_TASK GOAL_
Transcribe the records that follow. Keep every word exactly, and drop the pictures.

_MATERIAL PROVIDED_

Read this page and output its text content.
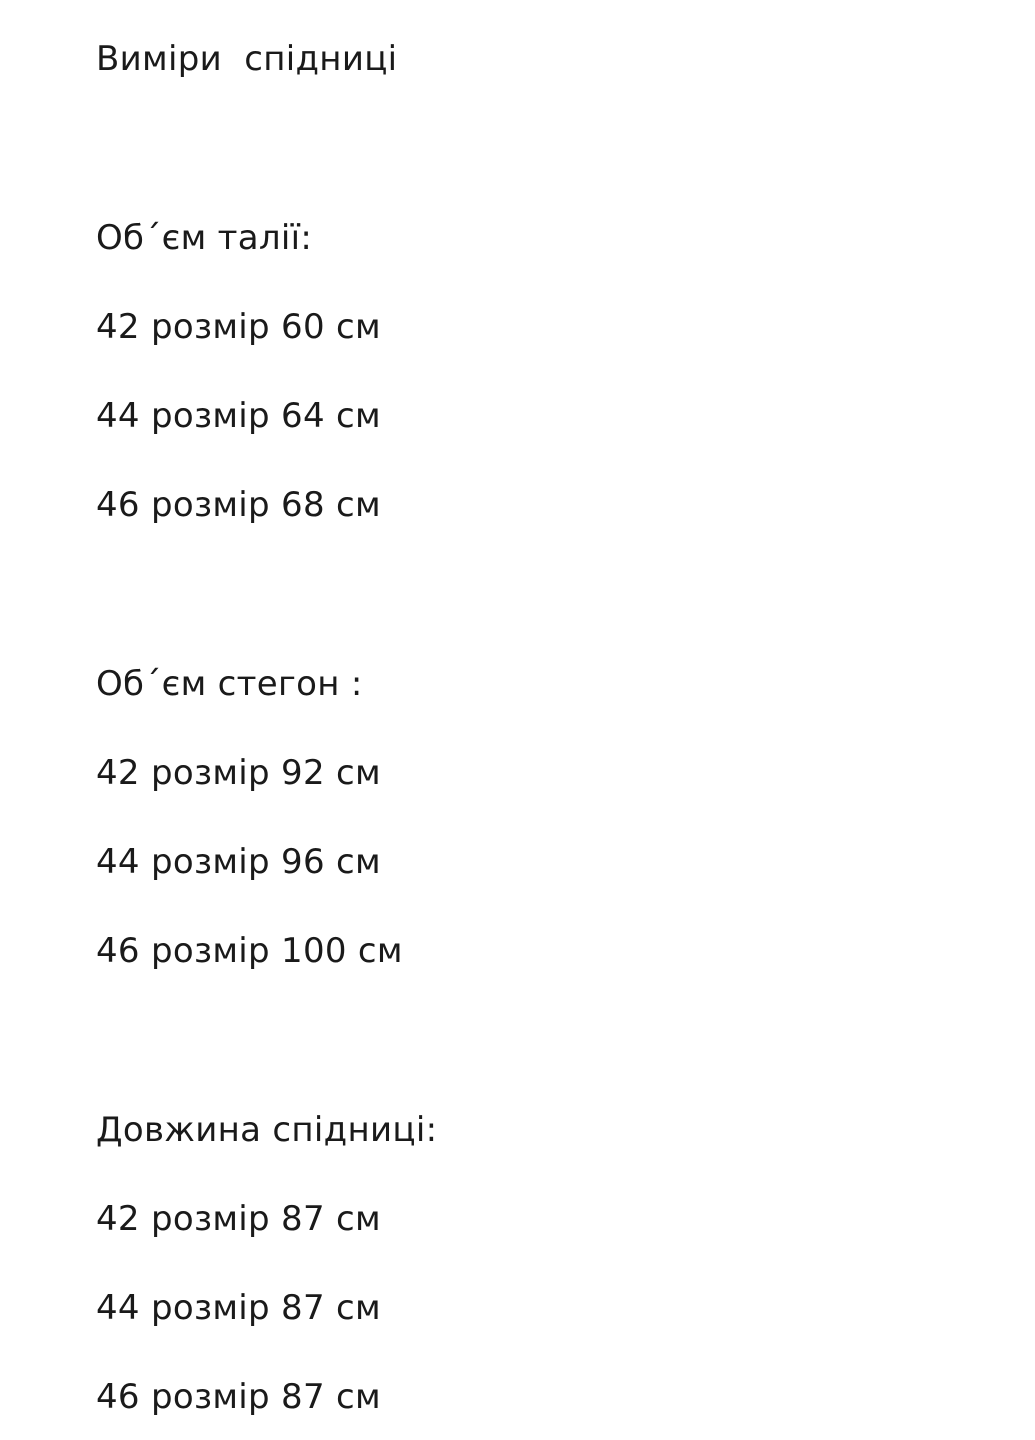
Виміри  спідниці
Об΄єм талії:
42 розмір 60 см
44 розмір 64 см
46 розмір 68 см
Об΄єм стегон :
42 розмір 92 см
44 розмір 96 см
46 розмір 100 см
Довжина спідниці:
42 розмір 87 см
44 розмір 87 см
46 розмір 87 см
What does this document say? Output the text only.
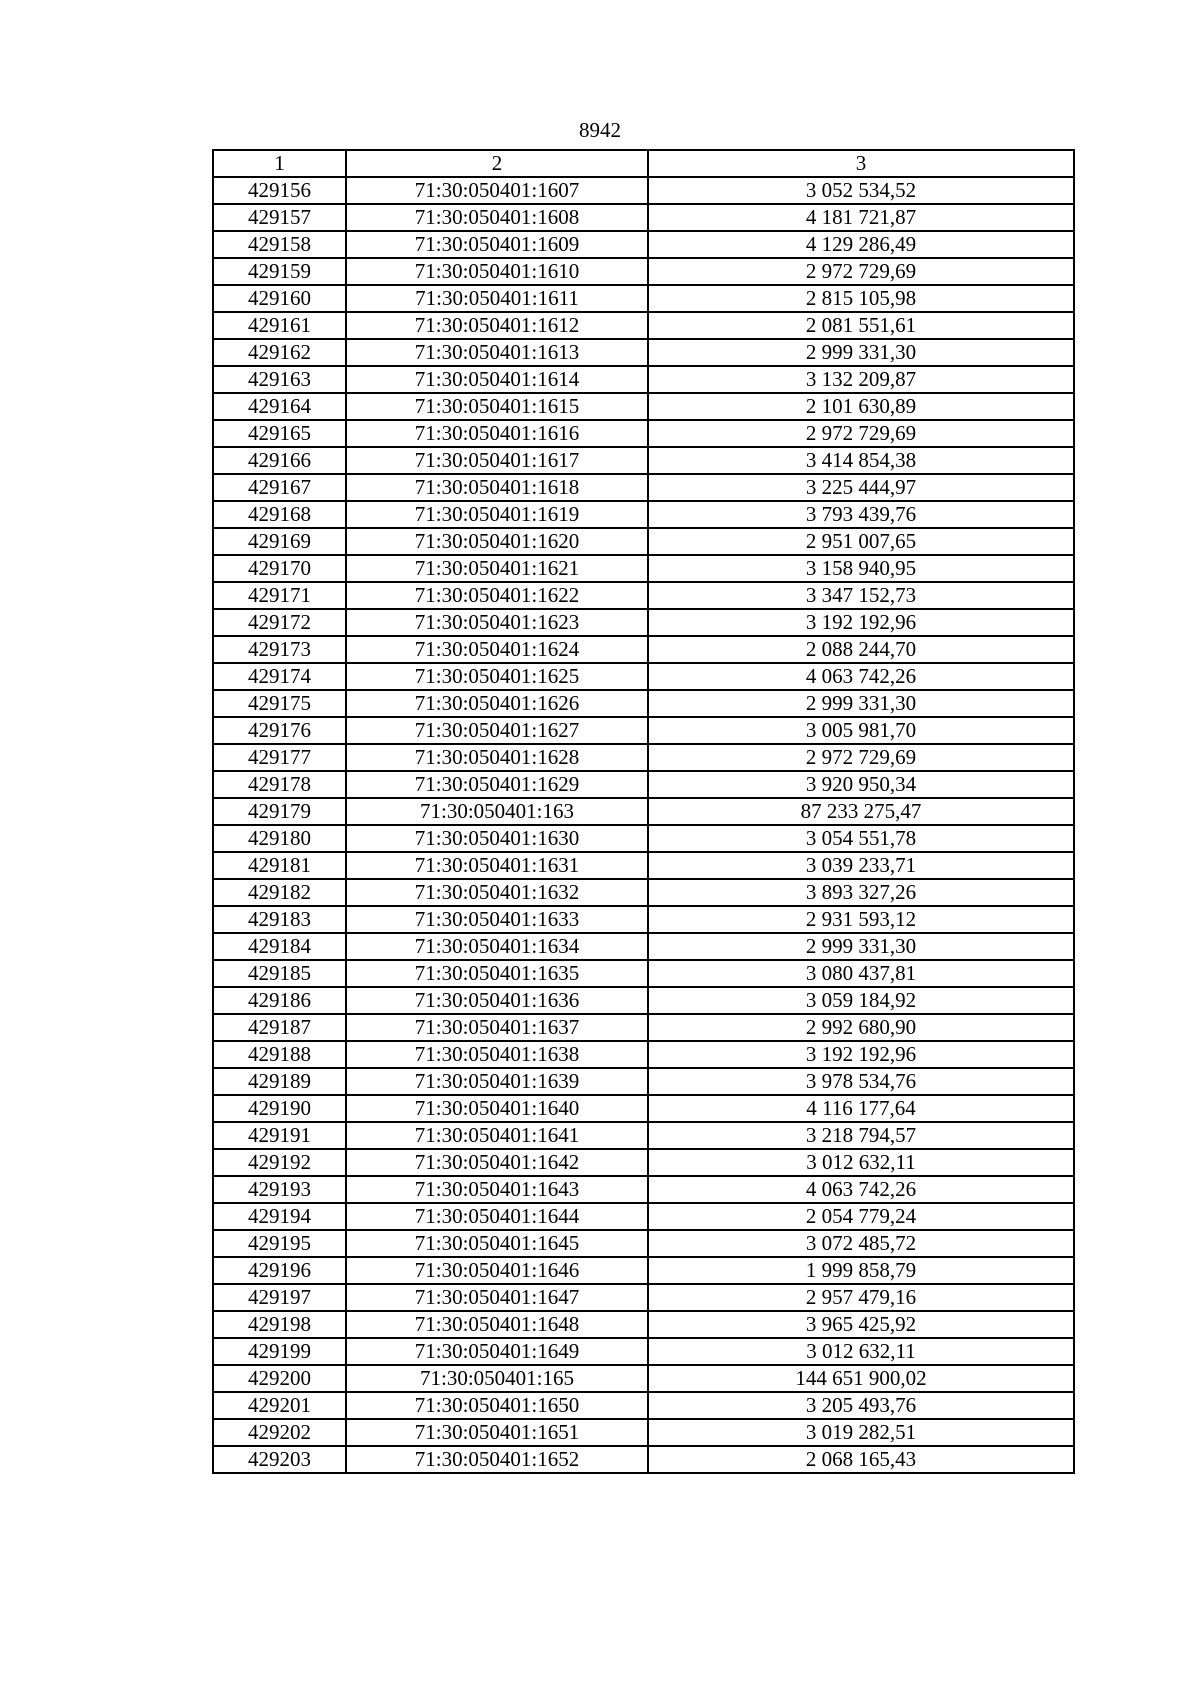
8942
1	2	3
429156	71:30:050401:1607	3 052 534,52
429157	71:30:050401:1608	4 181 721,87
429158	71:30:050401:1609	4 129 286,49
429159	71:30:050401:1610	2 972 729,69
429160	71:30:050401:1611	2 815 105,98
429161	71:30:050401:1612	2 081 551,61
429162	71:30:050401:1613	2 999 331,30
429163	71:30:050401:1614	3 132 209,87
429164	71:30:050401:1615	2 101 630,89
429165	71:30:050401:1616	2 972 729,69
429166	71:30:050401:1617	3 414 854,38
429167	71:30:050401:1618	3 225 444,97
429168	71:30:050401:1619	3 793 439,76
429169	71:30:050401:1620	2 951 007,65
429170	71:30:050401:1621	3 158 940,95
429171	71:30:050401:1622	3 347 152,73
429172	71:30:050401:1623	3 192 192,96
429173	71:30:050401:1624	2 088 244,70
429174	71:30:050401:1625	4 063 742,26
429175	71:30:050401:1626	2 999 331,30
429176	71:30:050401:1627	3 005 981,70
429177	71:30:050401:1628	2 972 729,69
429178	71:30:050401:1629	3 920 950,34
429179	71:30:050401:163	87 233 275,47
429180	71:30:050401:1630	3 054 551,78
429181	71:30:050401:1631	3 039 233,71
429182	71:30:050401:1632	3 893 327,26
429183	71:30:050401:1633	2 931 593,12
429184	71:30:050401:1634	2 999 331,30
429185	71:30:050401:1635	3 080 437,81
429186	71:30:050401:1636	3 059 184,92
429187	71:30:050401:1637	2 992 680,90
429188	71:30:050401:1638	3 192 192,96
429189	71:30:050401:1639	3 978 534,76
429190	71:30:050401:1640	4 116 177,64
429191	71:30:050401:1641	3 218 794,57
429192	71:30:050401:1642	3 012 632,11
429193	71:30:050401:1643	4 063 742,26
429194	71:30:050401:1644	2 054 779,24
429195	71:30:050401:1645	3 072 485,72
429196	71:30:050401:1646	1 999 858,79
429197	71:30:050401:1647	2 957 479,16
429198	71:30:050401:1648	3 965 425,92
429199	71:30:050401:1649	3 012 632,11
429200	71:30:050401:165	144 651 900,02
429201	71:30:050401:1650	3 205 493,76
429202	71:30:050401:1651	3 019 282,51
429203	71:30:050401:1652	2 068 165,43
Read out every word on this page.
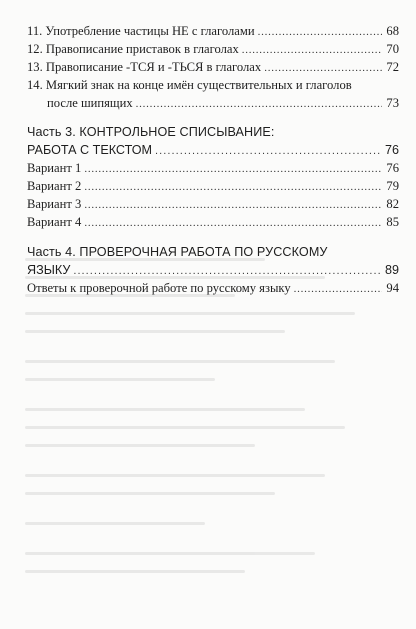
11. Употребление частицы НЕ с глаголами . . .	68
12. Правописание приставок в глаголах . . .	70
13. Правописание -ТСЯ и -ТЬСЯ в глаголах . . .	72
14. Мягкий знак на конце имён существительных и глаголов
после шипящих . . .	73
Часть 3. КОНТРОЛЬНОЕ СПИСЫВАНИЕ:
РАБОТА С ТЕКСТОМ . . .	76
Вариант 1 . . .	76
Вариант 2 . . .	79
Вариант 3 . . .	82
Вариант 4 . . .	85
Часть 4. ПРОВЕРОЧНАЯ РАБОТА ПО РУССКОМУ
ЯЗЫКУ . . .	89
Ответы к проверочной работе по русскому языку . . .	94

_SOLUTION_
Read this page and output its text content.
Виміри  спідниці
Об΄єм талії:
42 розмір 60 см
44 розмір 64 см
46 розмір 68 см
Об΄єм стегон :
42 розмір 92 см
44 розмір 96 см
46 розмір 100 см
Довжина спідниці:
42 розмір 87 см
44 розмір 87 см
46 розмір 87 см
What does this document say? Output the text only.
8942
1	2	3
429156	71:30:050401:1607	3 052 534,52
429157	71:30:050401:1608	4 181 721,87
429158	71:30:050401:1609	4 129 286,49
429159	71:30:050401:1610	2 972 729,69
429160	71:30:050401:1611	2 815 105,98
429161	71:30:050401:1612	2 081 551,61
429162	71:30:050401:1613	2 999 331,30
429163	71:30:050401:1614	3 132 209,87
429164	71:30:050401:1615	2 101 630,89
429165	71:30:050401:1616	2 972 729,69
429166	71:30:050401:1617	3 414 854,38
429167	71:30:050401:1618	3 225 444,97
429168	71:30:050401:1619	3 793 439,76
429169	71:30:050401:1620	2 951 007,65
429170	71:30:050401:1621	3 158 940,95
429171	71:30:050401:1622	3 347 152,73
429172	71:30:050401:1623	3 192 192,96
429173	71:30:050401:1624	2 088 244,70
429174	71:30:050401:1625	4 063 742,26
429175	71:30:050401:1626	2 999 331,30
429176	71:30:050401:1627	3 005 981,70
429177	71:30:050401:1628	2 972 729,69
429178	71:30:050401:1629	3 920 950,34
429179	71:30:050401:163	87 233 275,47
429180	71:30:050401:1630	3 054 551,78
429181	71:30:050401:1631	3 039 233,71
429182	71:30:050401:1632	3 893 327,26
429183	71:30:050401:1633	2 931 593,12
429184	71:30:050401:1634	2 999 331,30
429185	71:30:050401:1635	3 080 437,81
429186	71:30:050401:1636	3 059 184,92
429187	71:30:050401:1637	2 992 680,90
429188	71:30:050401:1638	3 192 192,96
429189	71:30:050401:1639	3 978 534,76
429190	71:30:050401:1640	4 116 177,64
429191	71:30:050401:1641	3 218 794,57
429192	71:30:050401:1642	3 012 632,11
429193	71:30:050401:1643	4 063 742,26
429194	71:30:050401:1644	2 054 779,24
429195	71:30:050401:1645	3 072 485,72
429196	71:30:050401:1646	1 999 858,79
429197	71:30:050401:1647	2 957 479,16
429198	71:30:050401:1648	3 965 425,92
429199	71:30:050401:1649	3 012 632,11
429200	71:30:050401:165	144 651 900,02
429201	71:30:050401:1650	3 205 493,76
429202	71:30:050401:1651	3 019 282,51
429203	71:30:050401:1652	2 068 165,43
Read out every word on this page.
11. Употребление частицы НЕ с глаголами . . .	68
12. Правописание приставок в глаголах . . .	70
13. Правописание -ТСЯ и -ТЬСЯ в глаголах . . .	72
14. Мягкий знак на конце имён существительных и глаголов
после шипящих . . .	73
Часть 3. КОНТРОЛЬНОЕ СПИСЫВАНИЕ:
РАБОТА С ТЕКСТОМ . . .	76
Вариант 1 . . .	76
Вариант 2 . . .	79
Вариант 3 . . .	82
Вариант 4 . . .	85
Часть 4. ПРОВЕРОЧНАЯ РАБОТА ПО РУССКОМУ
ЯЗЫКУ . . .	89
Ответы к проверочной работе по русскому языку . . .	94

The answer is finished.